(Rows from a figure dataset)
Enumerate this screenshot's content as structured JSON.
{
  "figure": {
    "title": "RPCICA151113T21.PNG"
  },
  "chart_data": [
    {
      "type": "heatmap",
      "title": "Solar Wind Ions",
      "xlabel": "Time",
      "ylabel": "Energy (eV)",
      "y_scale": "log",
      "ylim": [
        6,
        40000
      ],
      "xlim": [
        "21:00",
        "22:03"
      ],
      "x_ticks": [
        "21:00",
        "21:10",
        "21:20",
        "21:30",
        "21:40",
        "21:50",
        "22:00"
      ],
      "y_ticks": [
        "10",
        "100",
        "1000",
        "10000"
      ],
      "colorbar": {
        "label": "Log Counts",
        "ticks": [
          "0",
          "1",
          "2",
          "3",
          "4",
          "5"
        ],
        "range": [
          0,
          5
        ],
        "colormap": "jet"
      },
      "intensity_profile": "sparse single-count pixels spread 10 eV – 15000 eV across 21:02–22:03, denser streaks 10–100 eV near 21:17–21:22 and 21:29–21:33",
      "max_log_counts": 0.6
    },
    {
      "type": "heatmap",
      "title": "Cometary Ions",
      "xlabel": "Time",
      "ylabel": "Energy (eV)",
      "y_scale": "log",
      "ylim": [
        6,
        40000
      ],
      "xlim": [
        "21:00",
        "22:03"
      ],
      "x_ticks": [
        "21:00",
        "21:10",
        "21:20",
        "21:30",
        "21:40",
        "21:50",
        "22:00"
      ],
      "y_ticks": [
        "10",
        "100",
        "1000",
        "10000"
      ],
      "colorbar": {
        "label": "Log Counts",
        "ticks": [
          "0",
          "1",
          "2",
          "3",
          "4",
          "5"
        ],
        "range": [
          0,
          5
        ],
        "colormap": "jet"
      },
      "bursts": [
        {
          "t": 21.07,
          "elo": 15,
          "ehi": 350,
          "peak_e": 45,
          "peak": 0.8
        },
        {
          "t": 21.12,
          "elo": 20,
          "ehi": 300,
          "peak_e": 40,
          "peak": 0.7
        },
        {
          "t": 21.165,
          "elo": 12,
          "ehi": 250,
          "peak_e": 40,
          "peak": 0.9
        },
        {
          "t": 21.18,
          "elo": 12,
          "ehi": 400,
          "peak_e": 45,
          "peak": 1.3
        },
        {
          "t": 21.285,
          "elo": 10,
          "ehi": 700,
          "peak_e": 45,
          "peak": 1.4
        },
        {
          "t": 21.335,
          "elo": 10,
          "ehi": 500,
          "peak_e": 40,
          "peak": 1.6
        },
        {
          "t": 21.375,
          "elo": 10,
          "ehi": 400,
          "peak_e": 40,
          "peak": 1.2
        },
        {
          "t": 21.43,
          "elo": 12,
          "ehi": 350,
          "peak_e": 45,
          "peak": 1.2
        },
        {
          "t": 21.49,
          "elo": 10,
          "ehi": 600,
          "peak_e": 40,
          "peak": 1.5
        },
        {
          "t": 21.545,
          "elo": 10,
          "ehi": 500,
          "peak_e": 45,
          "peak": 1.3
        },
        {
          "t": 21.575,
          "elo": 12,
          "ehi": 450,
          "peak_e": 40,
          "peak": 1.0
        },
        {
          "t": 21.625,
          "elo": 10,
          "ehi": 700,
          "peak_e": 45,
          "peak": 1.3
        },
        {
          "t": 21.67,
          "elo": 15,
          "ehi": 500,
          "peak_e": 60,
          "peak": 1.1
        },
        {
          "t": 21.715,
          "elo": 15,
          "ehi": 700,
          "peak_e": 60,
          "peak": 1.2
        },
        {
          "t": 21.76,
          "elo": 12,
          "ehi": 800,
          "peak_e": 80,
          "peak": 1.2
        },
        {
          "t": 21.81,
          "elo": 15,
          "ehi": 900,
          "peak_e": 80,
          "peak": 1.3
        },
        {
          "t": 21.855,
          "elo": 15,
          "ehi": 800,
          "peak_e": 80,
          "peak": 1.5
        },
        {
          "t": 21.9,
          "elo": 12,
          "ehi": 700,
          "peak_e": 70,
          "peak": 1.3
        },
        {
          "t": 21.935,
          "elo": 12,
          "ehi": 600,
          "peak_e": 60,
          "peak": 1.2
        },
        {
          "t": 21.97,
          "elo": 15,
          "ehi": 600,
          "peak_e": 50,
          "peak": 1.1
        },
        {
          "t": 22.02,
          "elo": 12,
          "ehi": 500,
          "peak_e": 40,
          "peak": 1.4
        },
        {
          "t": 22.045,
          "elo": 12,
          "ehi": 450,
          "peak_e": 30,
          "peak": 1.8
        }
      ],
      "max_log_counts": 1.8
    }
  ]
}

:: Task directions ::
Retype the records that precede this task, keeping them exactly the same.

:: Task solution ::
Enumerate this screenshot's content as structured JSON.
{
  "figure": {
    "title": "RPCICA151113T21.PNG"
  },
  "chart_data": [
    {
      "type": "heatmap",
      "title": "Solar Wind Ions",
      "xlabel": "Time",
      "ylabel": "Energy (eV)",
      "y_scale": "log",
      "ylim": [
        6,
        40000
      ],
      "xlim": [
        "21:00",
        "22:03"
      ],
      "x_ticks": [
        "21:00",
        "21:10",
        "21:20",
        "21:30",
        "21:40",
        "21:50",
        "22:00"
      ],
      "y_ticks": [
        "10",
        "100",
        "1000",
        "10000"
      ],
      "colorbar": {
        "label": "Log Counts",
        "ticks": [
          "0",
          "1",
          "2",
          "3",
          "4",
          "5"
        ],
        "range": [
          0,
          5
        ],
        "colormap": "jet"
      },
      "intensity_profile": "sparse single-count pixels spread 10 eV – 15000 eV across 21:02–22:03, denser streaks 10–100 eV near 21:17–21:22 and 21:29–21:33",
      "max_log_counts": 0.6
    },
    {
      "type": "heatmap",
      "title": "Cometary Ions",
      "xlabel": "Time",
      "ylabel": "Energy (eV)",
      "y_scale": "log",
      "ylim": [
        6,
        40000
      ],
      "xlim": [
        "21:00",
        "22:03"
      ],
      "x_ticks": [
        "21:00",
        "21:10",
        "21:20",
        "21:30",
        "21:40",
        "21:50",
        "22:00"
      ],
      "y_ticks": [
        "10",
        "100",
        "1000",
        "10000"
      ],
      "colorbar": {
        "label": "Log Counts",
        "ticks": [
          "0",
          "1",
          "2",
          "3",
          "4",
          "5"
        ],
        "range": [
          0,
          5
        ],
        "colormap": "jet"
      },
      "bursts": [
        {
          "t": 21.07,
          "elo": 15,
          "ehi": 350,
          "peak_e": 45,
          "peak": 0.8
        },
        {
          "t": 21.12,
          "elo": 20,
          "ehi": 300,
          "peak_e": 40,
          "peak": 0.7
        },
        {
          "t": 21.165,
          "elo": 12,
          "ehi": 250,
          "peak_e": 40,
          "peak": 0.9
        },
        {
          "t": 21.18,
          "elo": 12,
          "ehi": 400,
          "peak_e": 45,
          "peak": 1.3
        },
        {
          "t": 21.285,
          "elo": 10,
          "ehi": 700,
          "peak_e": 45,
          "peak": 1.4
        },
        {
          "t": 21.335,
          "elo": 10,
          "ehi": 500,
          "peak_e": 40,
          "peak": 1.6
        },
        {
          "t": 21.375,
          "elo": 10,
          "ehi": 400,
          "peak_e": 40,
          "peak": 1.2
        },
        {
          "t": 21.43,
          "elo": 12,
          "ehi": 350,
          "peak_e": 45,
          "peak": 1.2
        },
        {
          "t": 21.49,
          "elo": 10,
          "ehi": 600,
          "peak_e": 40,
          "peak": 1.5
        },
        {
          "t": 21.545,
          "elo": 10,
          "ehi": 500,
          "peak_e": 45,
          "peak": 1.3
        },
        {
          "t": 21.575,
          "elo": 12,
          "ehi": 450,
          "peak_e": 40,
          "peak": 1.0
        },
        {
          "t": 21.625,
          "elo": 10,
          "ehi": 700,
          "peak_e": 45,
          "peak": 1.3
        },
        {
          "t": 21.67,
          "elo": 15,
          "ehi": 500,
          "peak_e": 60,
          "peak": 1.1
        },
        {
          "t": 21.715,
          "elo": 15,
          "ehi": 700,
          "peak_e": 60,
          "peak": 1.2
        },
        {
          "t": 21.76,
          "elo": 12,
          "ehi": 800,
          "peak_e": 80,
          "peak": 1.2
        },
        {
          "t": 21.81,
          "elo": 15,
          "ehi": 900,
          "peak_e": 80,
          "peak": 1.3
        },
        {
          "t": 21.855,
          "elo": 15,
          "ehi": 800,
          "peak_e": 80,
          "peak": 1.5
        },
        {
          "t": 21.9,
          "elo": 12,
          "ehi": 700,
          "peak_e": 70,
          "peak": 1.3
        },
        {
          "t": 21.935,
          "elo": 12,
          "ehi": 600,
          "peak_e": 60,
          "peak": 1.2
        },
        {
          "t": 21.97,
          "elo": 15,
          "ehi": 600,
          "peak_e": 50,
          "peak": 1.1
        },
        {
          "t": 22.02,
          "elo": 12,
          "ehi": 500,
          "peak_e": 40,
          "peak": 1.4
        },
        {
          "t": 22.045,
          "elo": 12,
          "ehi": 450,
          "peak_e": 30,
          "peak": 1.8
        }
      ],
      "max_log_counts": 1.8
    }
  ]
}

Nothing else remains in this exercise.